## DIRECTION A
In the testimony, what organization does the speaker serve as executive director?
## DIRECTION B
Name every state or district where, according to the testimony, the speaker's organization educates and advocates.
## DIRECTION C
Please reproduce the testimony word for word, starting with "My name is Rabbi" and going on through "and successful reentry.".

## PAGE
* Begin *
Testimony on Legislation to Expunge Criminal Records in DC
Testimony before DC Council Judiciary & Public Safety Committee
April 8, 2021
Rabbi Charles Feinberg
Good morning. Thank you for the opportunity to testify this morning regarding B24-0063, “Second Chance Amendment Act of 2021,” and B24-0110, “Criminal Record Expungement Amendment Act of 2021.”
My name is Rabbi Charles Feinberg. I am the executive director of Interfaith Action for Human Rights which represents people of faith who educate and advocate in Maryland, DC and Virginia for corrections systems that avoid unnecessarily punitive practices such as solitary confinement and that instead focus on rehabilitation and successful reentry.
I commend the Council for taking up legislation that will expand the number and kinds of records that can be sealed. I support amending Chapter 8 of Title 16 to increase the number of eligible convictions that may be sealed, to reduce the number of years a resident must remain off papered to seal an eligible conviction, to simplify and shorten the process that a resident must undertake to seal a charge that does not end in a conviction.
I also support expanding the definition of an eligible felony and to make all misdemeanors eligible for sealing. Felonies are expanded to (A) Failure to appear (§ 23-1327); 31 “(B) First or second degree theft (§ 22-3211); and 32 “(C) Felony possession (§ 48-904.01(a)
* End *
## RECORDS PROVIDED
* Begin *
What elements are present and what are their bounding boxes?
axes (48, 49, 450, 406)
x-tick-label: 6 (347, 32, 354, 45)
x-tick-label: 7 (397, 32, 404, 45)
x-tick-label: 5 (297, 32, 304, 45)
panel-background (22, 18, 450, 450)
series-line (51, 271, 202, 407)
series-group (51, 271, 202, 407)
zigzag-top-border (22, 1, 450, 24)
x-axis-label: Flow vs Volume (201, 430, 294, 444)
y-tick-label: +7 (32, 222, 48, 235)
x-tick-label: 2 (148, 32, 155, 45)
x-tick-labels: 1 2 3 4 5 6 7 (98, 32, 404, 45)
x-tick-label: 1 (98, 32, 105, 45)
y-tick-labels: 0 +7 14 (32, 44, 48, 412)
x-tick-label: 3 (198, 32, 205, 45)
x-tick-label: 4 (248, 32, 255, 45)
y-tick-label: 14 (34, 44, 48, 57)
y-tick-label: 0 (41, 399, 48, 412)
* End *
## EXERCISE ANSWER A
Interfaith Action for Human Rights

## EXERCISE ANSWER B
Maryland, DC, Virginia

## EXERCISE ANSWER C
My name is Rabbi Charles Feinberg. I am the executive director of Interfaith Action for Human Rights which represents people of faith who educate and advocate in Maryland, DC and Virginia for corrections systems that avoid unnecessarily punitive practices such as solitary confinement and that instead focus on rehabilitation and successful reentry.